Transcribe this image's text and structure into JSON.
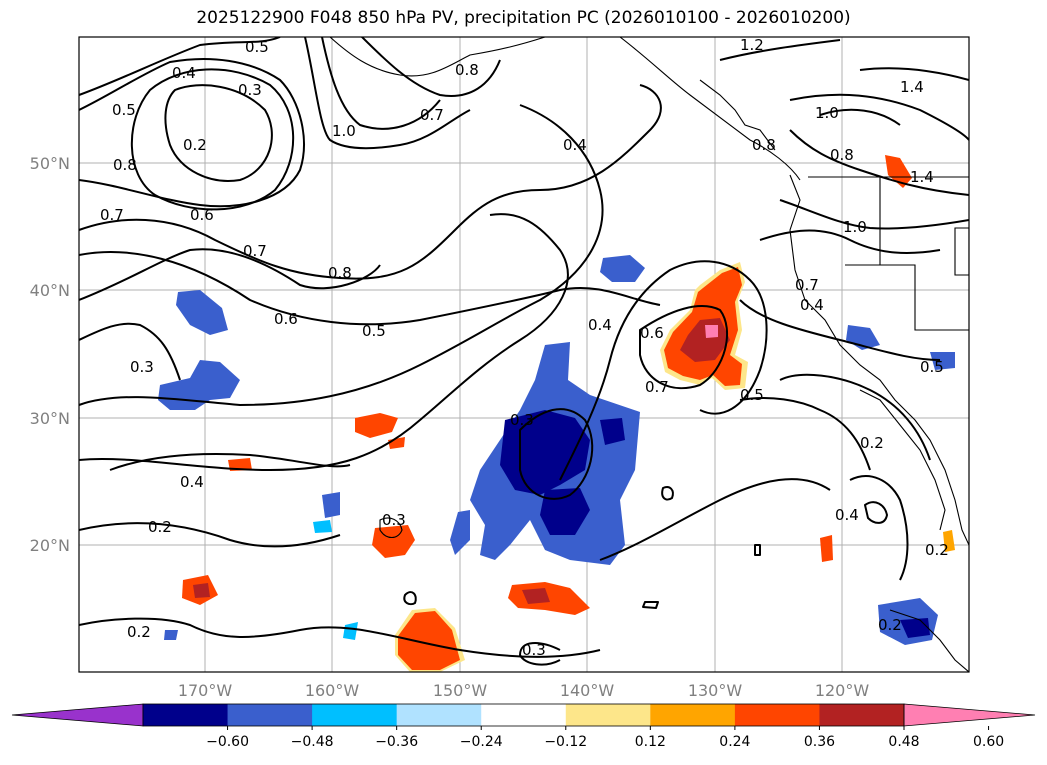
{
  "title": "2025122900 F048 850 hPa PV, precipitation PC (2026010100 - 2026010200)",
  "map": {
    "lat_labels": [
      "50°N",
      "40°N",
      "30°N",
      "20°N"
    ],
    "lon_labels": [
      "170°W",
      "160°W",
      "150°W",
      "140°W",
      "130°W",
      "120°W"
    ]
  },
  "contour_labels": [
    "0.5",
    "0.4",
    "0.3",
    "0.2",
    "0.5",
    "0.8",
    "0.6",
    "0.7",
    "0.7",
    "0.8",
    "0.6",
    "0.5",
    "1.0",
    "0.7",
    "0.8",
    "1.2",
    "1.4",
    "1.0",
    "0.8",
    "1.4",
    "0.4",
    "0.4",
    "0.6",
    "0.7",
    "0.5",
    "0.8",
    "1.0",
    "0.7",
    "0.3",
    "0.3",
    "0.4",
    "0.2",
    "0.2",
    "0.3",
    "0.3",
    "0.5",
    "0.2",
    "0.4",
    "0.2",
    "0.2",
    "0.4"
  ],
  "colorbar": {
    "colors": [
      "#9932cc",
      "#00008b",
      "#3a5fcd",
      "#00bfff",
      "#b0e2ff",
      "#ffffff",
      "#fde68a",
      "#ffa500",
      "#ff4500",
      "#b22222",
      "#ff7fb2"
    ],
    "tick_labels": [
      "−0.60",
      "−0.48",
      "−0.36",
      "−0.24",
      "−0.12",
      "0.12",
      "0.24",
      "0.36",
      "0.48",
      "0.60"
    ]
  }
}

# DO THIS
Make an exact copy of the records above, with the pictures left out.

# SOLUTION BELOW
Transcribe this image's text and structure into JSON.
{
  "title": "2025122900 F048 850 hPa PV, precipitation PC (2026010100 - 2026010200)",
  "map": {
    "lat_labels": [
      "50°N",
      "40°N",
      "30°N",
      "20°N"
    ],
    "lon_labels": [
      "170°W",
      "160°W",
      "150°W",
      "140°W",
      "130°W",
      "120°W"
    ]
  },
  "contour_labels": [
    "0.5",
    "0.4",
    "0.3",
    "0.2",
    "0.5",
    "0.8",
    "0.6",
    "0.7",
    "0.7",
    "0.8",
    "0.6",
    "0.5",
    "1.0",
    "0.7",
    "0.8",
    "1.2",
    "1.4",
    "1.0",
    "0.8",
    "1.4",
    "0.4",
    "0.4",
    "0.6",
    "0.7",
    "0.5",
    "0.8",
    "1.0",
    "0.7",
    "0.3",
    "0.3",
    "0.4",
    "0.2",
    "0.2",
    "0.3",
    "0.3",
    "0.5",
    "0.2",
    "0.4",
    "0.2",
    "0.2",
    "0.4"
  ],
  "colorbar": {
    "colors": [
      "#9932cc",
      "#00008b",
      "#3a5fcd",
      "#00bfff",
      "#b0e2ff",
      "#ffffff",
      "#fde68a",
      "#ffa500",
      "#ff4500",
      "#b22222",
      "#ff7fb2"
    ],
    "tick_labels": [
      "−0.60",
      "−0.48",
      "−0.36",
      "−0.24",
      "−0.12",
      "0.12",
      "0.24",
      "0.36",
      "0.48",
      "0.60"
    ]
  }
}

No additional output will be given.